ENTRIES SUPPLIED
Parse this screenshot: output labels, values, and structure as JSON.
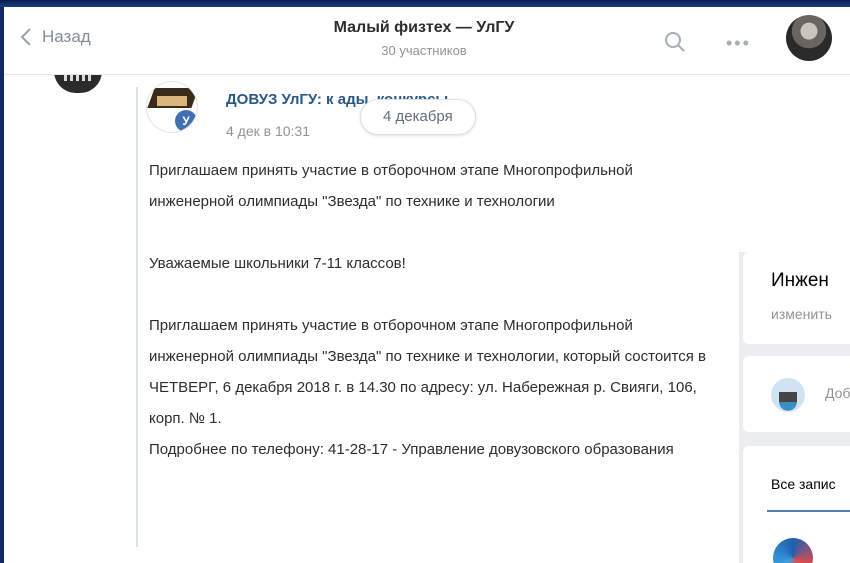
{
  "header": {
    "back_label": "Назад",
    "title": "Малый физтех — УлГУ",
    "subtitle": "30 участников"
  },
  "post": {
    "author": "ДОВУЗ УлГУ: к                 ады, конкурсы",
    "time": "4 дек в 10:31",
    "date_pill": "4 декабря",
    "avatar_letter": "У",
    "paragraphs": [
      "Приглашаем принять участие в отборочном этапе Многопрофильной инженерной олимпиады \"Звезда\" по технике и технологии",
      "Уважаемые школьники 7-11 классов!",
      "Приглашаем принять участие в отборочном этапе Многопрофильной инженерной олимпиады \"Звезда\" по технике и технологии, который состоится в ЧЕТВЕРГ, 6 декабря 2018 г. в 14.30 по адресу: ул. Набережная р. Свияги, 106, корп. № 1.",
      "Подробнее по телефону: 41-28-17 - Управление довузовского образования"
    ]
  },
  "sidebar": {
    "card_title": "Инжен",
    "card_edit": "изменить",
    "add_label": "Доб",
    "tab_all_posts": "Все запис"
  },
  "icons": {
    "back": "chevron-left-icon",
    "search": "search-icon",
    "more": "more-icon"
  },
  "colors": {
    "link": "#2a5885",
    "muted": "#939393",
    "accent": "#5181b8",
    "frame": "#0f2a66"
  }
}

SET TASK
Each record should be quoted exactly, with the images omitted.

COMPLETED TASK
Parse this screenshot: output labels, values, and structure as JSON.
{
  "header": {
    "back_label": "Назад",
    "title": "Малый физтех — УлГУ",
    "subtitle": "30 участников"
  },
  "post": {
    "author": "ДОВУЗ УлГУ: к                 ады, конкурсы",
    "time": "4 дек в 10:31",
    "date_pill": "4 декабря",
    "avatar_letter": "У",
    "paragraphs": [
      "Приглашаем принять участие в отборочном этапе Многопрофильной инженерной олимпиады \"Звезда\" по технике и технологии",
      "Уважаемые школьники 7-11 классов!",
      "Приглашаем принять участие в отборочном этапе Многопрофильной инженерной олимпиады \"Звезда\" по технике и технологии, который состоится в ЧЕТВЕРГ, 6 декабря 2018 г. в 14.30 по адресу: ул. Набережная р. Свияги, 106, корп. № 1.",
      "Подробнее по телефону: 41-28-17 - Управление довузовского образования"
    ]
  },
  "sidebar": {
    "card_title": "Инжен",
    "card_edit": "изменить",
    "add_label": "Доб",
    "tab_all_posts": "Все запис"
  },
  "icons": {
    "back": "chevron-left-icon",
    "search": "search-icon",
    "more": "more-icon"
  },
  "colors": {
    "link": "#2a5885",
    "muted": "#939393",
    "accent": "#5181b8",
    "frame": "#0f2a66"
  }
}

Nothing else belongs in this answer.